* **TÂCHES À RÉALISER**
(a) Recopiez tout ce qui va de "Dans un mélange" jusqu'à "sur son sol." dans le texte fourni.
(b) Dans le texte fourni, quel titre de film de Lionel Baier la légende de la photo indique-t-elle ?

* **TEXTE FOURNI**
Dans un mélange des genres osé mais désopilant, Lionel Baier fustige une Union européenne incapable de faire face aux tragédies maintenues sur son sol. 

Article rédigé par franceinfo Culture, Lola Scandella
France Télévisions - Rédaction Culture
Publié Mis à jour
Temps de lecture : 4min
Isabelle Carré et Théodore Pellerin (en arrière-plan) dans "La dérive des continents (au sud)", de Lionel Baier. (COPYRIGHT LES FILMS DU LOSANGE)

Entrées du jeu de données:
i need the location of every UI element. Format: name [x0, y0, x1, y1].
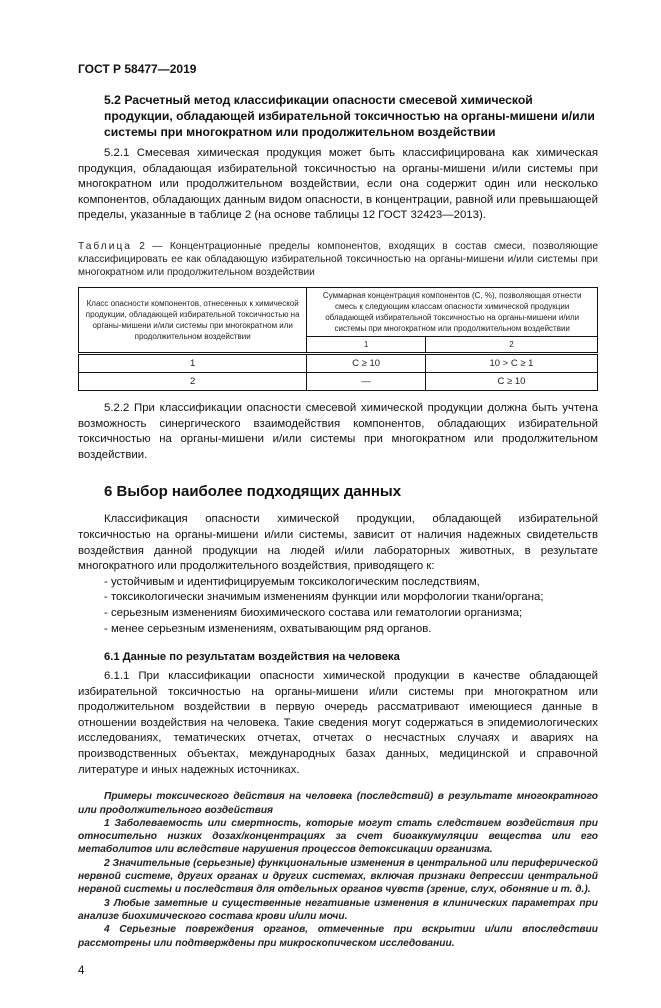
section-5-2-heading: 5.2 Расчетный метод классификации опасности смесевой химической продукции, обладающей избирательной токсичностью на органы-мишени и/или системы при многократном или продолжительном воздействии — [104, 93, 595, 139]
table-cell: 10 > C ≥ 1 — [425, 353, 597, 372]
effects-list — [78, 575, 598, 637]
example-item: 4 Серьезные повреждения органов, отмеченные при вскрытии и/или впоследствии рассмотрены или подтверждены при микроскопическом исследовании. — [78, 924, 598, 949]
table-subheader: 1 — [307, 336, 426, 353]
table-cell: C ≥ 10 — [307, 353, 426, 372]
list-item: - менее серьезным изменениям, охватывающим ряд органов. — [104, 622, 432, 635]
example-item: 3 Любые заметные и существенные негативные изменения в клинических параметрах при анализе биохимического состава крови и/или мочи. — [78, 897, 598, 922]
table-subheader: 2 — [425, 336, 597, 353]
table-row — [79, 353, 598, 372]
list-item: - токсикологически значимым изменениям функции или морфологии ткани/органа; — [104, 591, 544, 604]
table-cell: — — [307, 372, 426, 390]
table-caption-text: 2 — Концентрационные пределы компонентов, входящих в состав смеси, позволяющие классифицировать ее как обладающую избирательной токсичностью на органы-мишени и/или системы при многократном или продолжительном воздействии — [78, 240, 598, 278]
page-number: 4 — [78, 964, 85, 977]
paragraph-6-1-1: 6.1.1 При классификации опасности химической продукции в качестве обладающей избирательной токсичностью на органы-мишени и/или системы при многократном или продолжительном воздействии в первую очередь рассматривают имеющиеся данные в отношении воздействия на человека. Такие сведения могут содержаться в эпидемиологических исследованиях, тематических отчетах, отчетах о несчастных случаях и авариях на производственных объектах, международных базах данных, медицинской и справочной литературе и иных надежных источниках. — [78, 670, 598, 776]
document-header: ГОСТ Р 58477—2019 — [78, 62, 197, 76]
table-cell: C ≥ 10 — [425, 372, 597, 390]
table-caption-label: Таблица — [78, 240, 132, 252]
table-caption — [78, 240, 598, 279]
table-row — [79, 372, 598, 390]
table-cell: 2 — [79, 372, 307, 390]
section-6-1-heading: 6.1 Данные по результатам воздействия на человека — [104, 651, 400, 664]
list-item: - серьезным изменениям биохимического состава или гематологии организма; — [104, 606, 523, 619]
table-cell: 1 — [79, 353, 307, 372]
paragraph-5-2-2: 5.2.2 При классификации опасности смесевой химической продукции должна быть учтена возможность синергического взаимодействия компонентов, обладающих избирательной токсичностью на органы-мишени и/или системы при многократном или продолжительном воздействии. — [78, 401, 598, 461]
table-header-hazard-class: Класс опасности компонентов, отнесенных к химической продукции, обладающей избирательной токсичностью на органы-мишени и/или системы при многократном или продолжительном воздействии — [79, 287, 307, 353]
section-6-heading: 6 Выбор наиболее подходящих данных — [104, 483, 402, 501]
example-item: 2 Значительные (серьезные) функциональные изменения в центральной или периферической нервной системе, других органах и других системах, включая признаки депрессии центральной нервной системы и последствия для отдельных органов чувств (зрение, слух, обоняние и т. д.). — [78, 857, 598, 896]
examples-heading: Примеры токсического действия на человека (последствий) в результате многократного или продолжительного воздействия — [78, 791, 598, 816]
example-item: 1 Заболеваемость или смертность, которые могут стать следствием воздействия при относительно низких дозах/концентрациях за счет биоаккумуляции вещества или его метаболитов или вследствие нарушения процессов детоксикации организма. — [78, 817, 598, 856]
paragraph-6-intro: Классификация опасности химической продукции, обладающей избирательной токсичностью на органы-мишени и/или системы, зависит от наличия надежных свидетельств воздействия данной продукции на людей и/или лабораторных животных, в результате многократного или продолжительного воздействия, приводящего к: — [78, 513, 598, 573]
paragraph-5-2-1: 5.2.1 Смесевая химическая продукция может быть классифицирована как химическая продукция, обладающая избирательной токсичностью на органы-мишени и/или системы при многократном или продолжительном воздействии, если она содержит один или несколько компонентов, обладающих данным видом опасности, в концентрации, равной или превышающей пределы, указанные в таблице 2 (на основе таблицы 12 ГОСТ 32423—2013). — [78, 147, 598, 222]
table-header-concentration: Суммарная концентрация компонентов (С, %), позволяющая отнести смесь к следующим классам опасности химической продукции обладающей избирательной токсичностью на органы-мишени и/или системы при многократном или продолжительном воздействии — [307, 287, 598, 336]
concentration-table — [78, 287, 598, 391]
list-item: - устойчивым и идентифицируемым токсикологическим последствиям, — [104, 575, 480, 588]
document-page — [78, 0, 598, 1008]
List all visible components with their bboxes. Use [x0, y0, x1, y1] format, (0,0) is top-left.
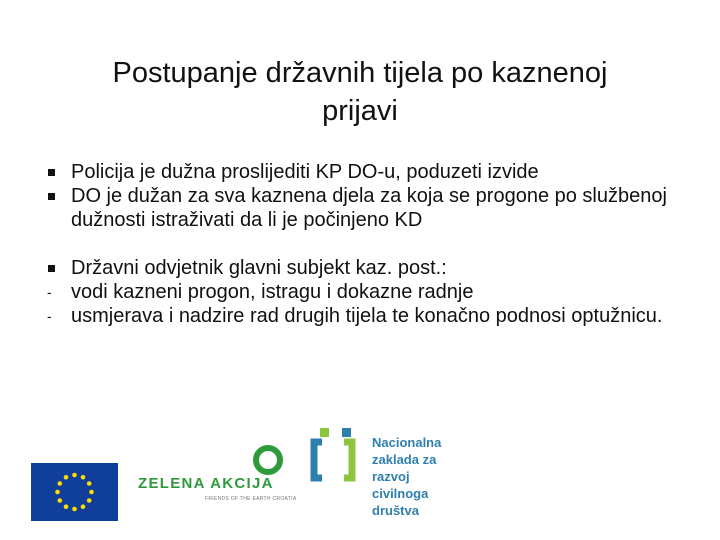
square-bullet-icon	[44, 256, 64, 280]
bullet-text: vodi kazneni progon, istragu i dokazne radnje	[71, 281, 474, 303]
green-ring-icon	[135, 440, 290, 480]
title-line-1: Postupanje državnih tijela po kaznenoj	[112, 57, 608, 89]
bullet-text: Policija je dužna proslijediti KP DO-u, poduzeti izvide	[71, 161, 539, 183]
slide-title	[40, 54, 680, 130]
nzrcd-line: društva	[372, 503, 419, 518]
eu-flag-logo	[31, 463, 118, 521]
bullet-text: DO je dužan za sva kaznena djela za koja se progone po službenoj dužnosti istraživati da li je počinjeno KD	[71, 185, 667, 231]
nzrcd-wordmark	[372, 434, 482, 519]
bullet-item	[44, 256, 694, 280]
zelena-akcija-logo	[135, 440, 297, 506]
bullet-text: usmjerava i nadzire rad drugih tijela te konačno podnosi optužnicu.	[71, 305, 663, 327]
sub-item	[44, 280, 694, 304]
nzrcd-line: Nacionalna	[372, 435, 442, 450]
bullet-item	[44, 184, 694, 232]
dash-bullet-icon: -	[47, 308, 52, 324]
square-bullet-icon	[44, 184, 64, 208]
bullet-list	[44, 160, 694, 328]
nzrcd-line: civilnoga	[372, 486, 429, 501]
sub-item	[44, 304, 694, 328]
nzrcd-line: zaklada za	[372, 452, 437, 467]
square-bullet-icon	[44, 160, 64, 184]
title-line-2: prijavi	[322, 95, 398, 127]
bullet-text: Državni odvjetnik glavni subjekt kaz. post.:	[71, 257, 447, 279]
zelena-akcija-subtitle: FRIENDS OF THE EARTH CROATIA	[205, 496, 297, 502]
nzrcd-bracket-icon	[306, 426, 366, 484]
bullet-item	[44, 160, 694, 184]
eu-stars-icon	[31, 463, 118, 521]
dash-bullet-icon: -	[47, 284, 52, 300]
zelena-akcija-wordmark: ZELENA AKCIJA	[138, 475, 274, 492]
nzrcd-line: razvoj	[372, 469, 410, 484]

* **LISTE DES SOLUTIONS**
(a)
Dans un mélange des genres osé mais désopilant, Lionel Baier fustige une Union européenne incapable de faire face aux tragédies maintenues sur son sol.

(b) « La dérive des continents (au sud) »